§ **Yazılı istek a**: Karar metnindeki “2) Sanıklar ... ve ... haklarında” sözleriyle başlayan paragrafı, ana bilgilerini koruyarak kısa bir madde listesine dönüştürün.

§ **Kaynak metin**:
══════

1. Ceza Dairesi 2018/3586 E. , 2020/2892 K.
MAHKEMESİ :Ceza Dairesi
SUÇ : Töre saiki ile öldürme, 6136 sayılı Yasaya muhalefet
HÜKÜM : 1) Sanıklar ..., ..., ..., ..., ... haklarında; Kasten öldürmeyi azmettirmek suçlarından beraatlerine ilişkin Bakırköy 15. Ağır Ceza Mahkemesinin 01/12/2016 tarih, 2015/189 esas ve 2016/364 karar sayılı hükmüne karşı, istinaf başvurusunun esastan reddine,
2) Sanıklar ... ve ... haklarında; 6136 sayılı Yasaya muhalefet suçlarından mahkumiyetlerine ilişkin Bakırköy 15. Ağır Ceza Mahkemesinin 01/12/2016 tarih, 2015/189 esas ve 2016/364 karar sayılı hükmüne karşı, istinaf başvurusunun esastan reddine.

══════

§ **Kaynak veriler**:
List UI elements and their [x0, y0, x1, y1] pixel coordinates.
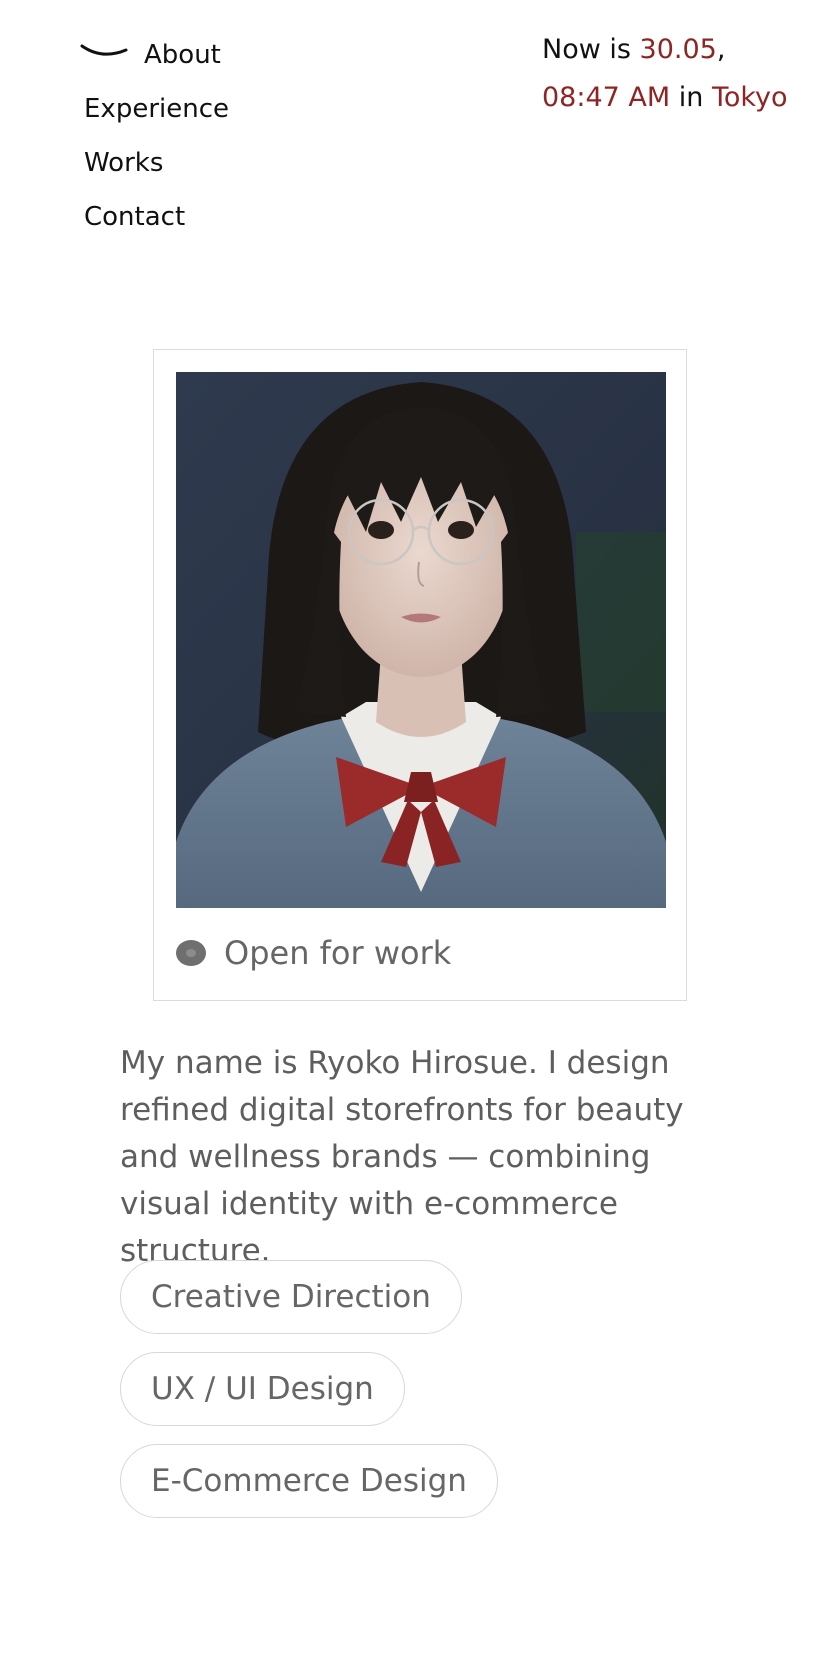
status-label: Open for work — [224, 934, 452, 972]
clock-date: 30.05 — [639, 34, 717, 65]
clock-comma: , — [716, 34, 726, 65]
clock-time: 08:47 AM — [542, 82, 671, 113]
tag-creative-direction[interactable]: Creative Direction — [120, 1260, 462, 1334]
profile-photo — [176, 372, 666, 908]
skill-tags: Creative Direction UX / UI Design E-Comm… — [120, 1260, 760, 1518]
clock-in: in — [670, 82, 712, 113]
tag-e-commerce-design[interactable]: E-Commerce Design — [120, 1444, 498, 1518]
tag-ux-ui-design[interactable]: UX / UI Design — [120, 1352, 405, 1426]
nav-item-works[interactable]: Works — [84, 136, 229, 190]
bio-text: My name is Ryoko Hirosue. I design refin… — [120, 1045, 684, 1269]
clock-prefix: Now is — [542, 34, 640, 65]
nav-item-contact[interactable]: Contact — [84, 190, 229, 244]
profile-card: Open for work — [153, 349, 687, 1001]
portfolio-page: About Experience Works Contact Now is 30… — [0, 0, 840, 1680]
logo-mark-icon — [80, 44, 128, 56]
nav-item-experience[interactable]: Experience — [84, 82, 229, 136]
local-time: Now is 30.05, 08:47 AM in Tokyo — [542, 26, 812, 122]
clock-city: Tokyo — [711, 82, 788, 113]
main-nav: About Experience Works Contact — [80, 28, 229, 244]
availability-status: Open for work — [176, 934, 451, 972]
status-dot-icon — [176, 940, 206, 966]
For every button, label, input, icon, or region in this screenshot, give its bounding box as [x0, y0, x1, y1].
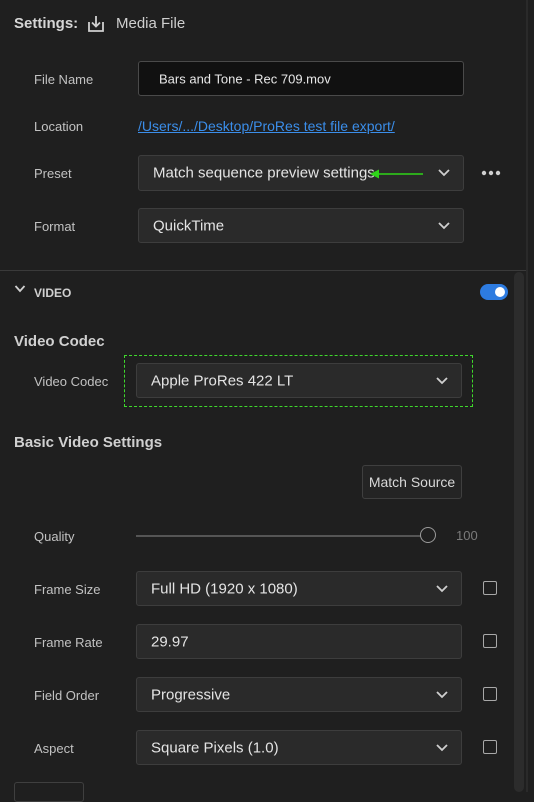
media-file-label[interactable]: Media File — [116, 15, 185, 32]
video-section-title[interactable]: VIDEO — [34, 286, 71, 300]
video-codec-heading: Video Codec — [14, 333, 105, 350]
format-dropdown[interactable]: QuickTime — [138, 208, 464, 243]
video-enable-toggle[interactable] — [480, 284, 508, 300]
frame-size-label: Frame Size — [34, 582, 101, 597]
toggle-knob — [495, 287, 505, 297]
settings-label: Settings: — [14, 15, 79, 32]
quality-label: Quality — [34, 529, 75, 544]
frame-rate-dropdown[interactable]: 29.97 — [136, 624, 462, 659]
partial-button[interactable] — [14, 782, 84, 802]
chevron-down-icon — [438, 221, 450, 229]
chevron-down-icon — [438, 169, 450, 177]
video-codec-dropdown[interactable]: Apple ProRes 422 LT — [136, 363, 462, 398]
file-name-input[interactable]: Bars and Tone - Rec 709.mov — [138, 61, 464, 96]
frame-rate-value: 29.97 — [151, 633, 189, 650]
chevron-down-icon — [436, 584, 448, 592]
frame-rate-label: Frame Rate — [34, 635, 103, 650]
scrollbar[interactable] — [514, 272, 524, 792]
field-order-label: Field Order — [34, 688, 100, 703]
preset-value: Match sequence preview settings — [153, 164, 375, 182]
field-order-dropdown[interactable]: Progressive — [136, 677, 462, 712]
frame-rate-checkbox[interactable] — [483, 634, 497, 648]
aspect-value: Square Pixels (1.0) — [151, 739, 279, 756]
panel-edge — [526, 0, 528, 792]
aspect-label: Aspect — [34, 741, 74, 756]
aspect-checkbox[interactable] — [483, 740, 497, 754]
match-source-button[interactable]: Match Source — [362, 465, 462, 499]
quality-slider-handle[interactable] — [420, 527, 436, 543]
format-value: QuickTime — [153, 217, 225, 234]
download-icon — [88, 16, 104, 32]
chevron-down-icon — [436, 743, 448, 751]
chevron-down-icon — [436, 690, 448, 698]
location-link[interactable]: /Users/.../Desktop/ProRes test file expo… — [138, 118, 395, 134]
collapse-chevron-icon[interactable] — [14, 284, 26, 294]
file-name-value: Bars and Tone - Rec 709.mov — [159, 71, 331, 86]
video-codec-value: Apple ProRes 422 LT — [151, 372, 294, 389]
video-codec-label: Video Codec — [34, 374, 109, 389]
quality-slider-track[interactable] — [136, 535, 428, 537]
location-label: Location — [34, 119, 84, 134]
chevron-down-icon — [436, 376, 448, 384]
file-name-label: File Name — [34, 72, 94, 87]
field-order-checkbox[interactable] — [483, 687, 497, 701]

══════

§ **Yazılı istek b**: Girdilerde “status-label: Open for” ifadesinin geçtiği satırdan başlayıp “profile-card: Open for” ifadesinin geçtiği satıra kadar uzanan satırları, iki uçtaki satır da dahil olmak üzere, hiç değiştirmeden yazdırın.

§ **Doğru cevap a**:
- Konu: Sanıklar ... ve ... hakkında 6136 sayılı Yasaya muhalefet suçlarından verilen mahkûmiyet hükmü
- Hükmü veren mahkeme: Bakırköy 15. Ağır Ceza Mahkemesi
- Hükmün bilgileri: 01/12/2016 tarih, 2015/189 esas ve 2016/364 karar sayılı
- Sonuç: Bu hükme karşı yapılan istinaf başvurusu esastan reddedildi.

§ **Doğru cevap b**:
status-label: Open for work — [224, 934, 452, 972]
clock-date: 30.05 — [639, 34, 717, 65]
clock-comma: , — [716, 34, 726, 65]
clock-time: 08:47 AM — [542, 82, 671, 113]
tag-creative-direction[interactable]: Creative Direction — [120, 1260, 462, 1334]
profile-photo — [176, 372, 666, 908]
skill-tags: Creative Direction UX / UI Design E-Comm… — [120, 1260, 760, 1518]
clock-in: in — [670, 82, 712, 113]
tag-e-commerce-design[interactable]: E-Commerce Design — [120, 1444, 498, 1518]
tag-ux-ui-design[interactable]: UX / UI Design — [120, 1352, 405, 1426]
nav-item-works[interactable]: Works — [84, 136, 229, 190]
bio-text: My name is Ryoko Hirosue. I design refin… — [120, 1045, 684, 1269]
clock-prefix: Now is — [542, 34, 640, 65]
nav-item-contact[interactable]: Contact — [84, 190, 229, 244]
profile-card: Open for work — [153, 349, 687, 1001]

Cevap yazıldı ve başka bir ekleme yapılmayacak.